Within the listing below, locate all lines containing the word "отопитель". Copy each one.

▬▬▬▬▬▬

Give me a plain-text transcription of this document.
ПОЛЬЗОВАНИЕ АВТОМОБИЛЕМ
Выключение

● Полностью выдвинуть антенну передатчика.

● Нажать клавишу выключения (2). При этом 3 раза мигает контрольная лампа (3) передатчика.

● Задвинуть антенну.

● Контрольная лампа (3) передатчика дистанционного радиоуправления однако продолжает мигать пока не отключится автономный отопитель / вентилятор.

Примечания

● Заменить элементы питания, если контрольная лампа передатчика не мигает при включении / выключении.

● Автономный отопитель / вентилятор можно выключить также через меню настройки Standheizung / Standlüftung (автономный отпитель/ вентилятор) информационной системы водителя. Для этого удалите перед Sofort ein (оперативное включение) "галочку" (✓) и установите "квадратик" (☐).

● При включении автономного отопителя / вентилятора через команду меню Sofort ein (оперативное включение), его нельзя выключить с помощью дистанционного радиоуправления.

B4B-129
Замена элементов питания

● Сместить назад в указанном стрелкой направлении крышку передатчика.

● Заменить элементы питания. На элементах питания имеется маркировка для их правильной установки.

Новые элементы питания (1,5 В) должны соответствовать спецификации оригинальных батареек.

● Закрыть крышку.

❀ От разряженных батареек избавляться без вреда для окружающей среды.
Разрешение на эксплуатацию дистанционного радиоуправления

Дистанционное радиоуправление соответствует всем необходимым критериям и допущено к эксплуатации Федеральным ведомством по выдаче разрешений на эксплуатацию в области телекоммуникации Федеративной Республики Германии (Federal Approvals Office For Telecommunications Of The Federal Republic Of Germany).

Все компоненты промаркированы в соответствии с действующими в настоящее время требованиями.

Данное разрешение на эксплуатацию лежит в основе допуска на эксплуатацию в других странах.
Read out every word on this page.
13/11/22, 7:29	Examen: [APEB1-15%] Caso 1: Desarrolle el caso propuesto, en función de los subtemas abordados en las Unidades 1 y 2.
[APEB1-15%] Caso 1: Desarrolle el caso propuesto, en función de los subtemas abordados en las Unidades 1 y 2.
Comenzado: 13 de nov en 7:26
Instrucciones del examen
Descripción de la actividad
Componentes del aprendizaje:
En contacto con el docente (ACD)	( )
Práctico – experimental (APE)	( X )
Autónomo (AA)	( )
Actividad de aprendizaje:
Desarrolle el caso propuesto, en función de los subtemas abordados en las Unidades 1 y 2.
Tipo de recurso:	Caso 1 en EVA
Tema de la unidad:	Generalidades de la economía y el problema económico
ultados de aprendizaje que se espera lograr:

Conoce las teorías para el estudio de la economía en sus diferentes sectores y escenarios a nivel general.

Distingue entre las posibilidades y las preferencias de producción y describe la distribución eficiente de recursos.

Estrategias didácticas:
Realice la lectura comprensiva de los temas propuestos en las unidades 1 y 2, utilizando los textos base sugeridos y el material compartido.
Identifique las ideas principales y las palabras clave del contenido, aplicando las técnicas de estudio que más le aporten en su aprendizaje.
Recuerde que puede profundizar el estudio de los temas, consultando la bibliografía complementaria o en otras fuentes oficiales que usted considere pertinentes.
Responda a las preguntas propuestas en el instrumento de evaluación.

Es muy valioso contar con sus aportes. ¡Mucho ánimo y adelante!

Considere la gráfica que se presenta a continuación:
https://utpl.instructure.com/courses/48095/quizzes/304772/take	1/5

▬▬▬▬▬▬

## COMPLETE ANSWER
● Контрольная лампа (3) передатчика дистанционного радиоуправления однако продолжает мигать пока не отключится автономный отопитель / вентилятор.
● Автономный отопитель / вентилятор можно выключить также через меню настройки Standheizung / Standlüftung (автономный отпитель/ вентилятор) информационной системы водителя. Для этого удалите перед Sofort ein (оперативное включение) "галочку" (✓) и установите "квадратик" (☐).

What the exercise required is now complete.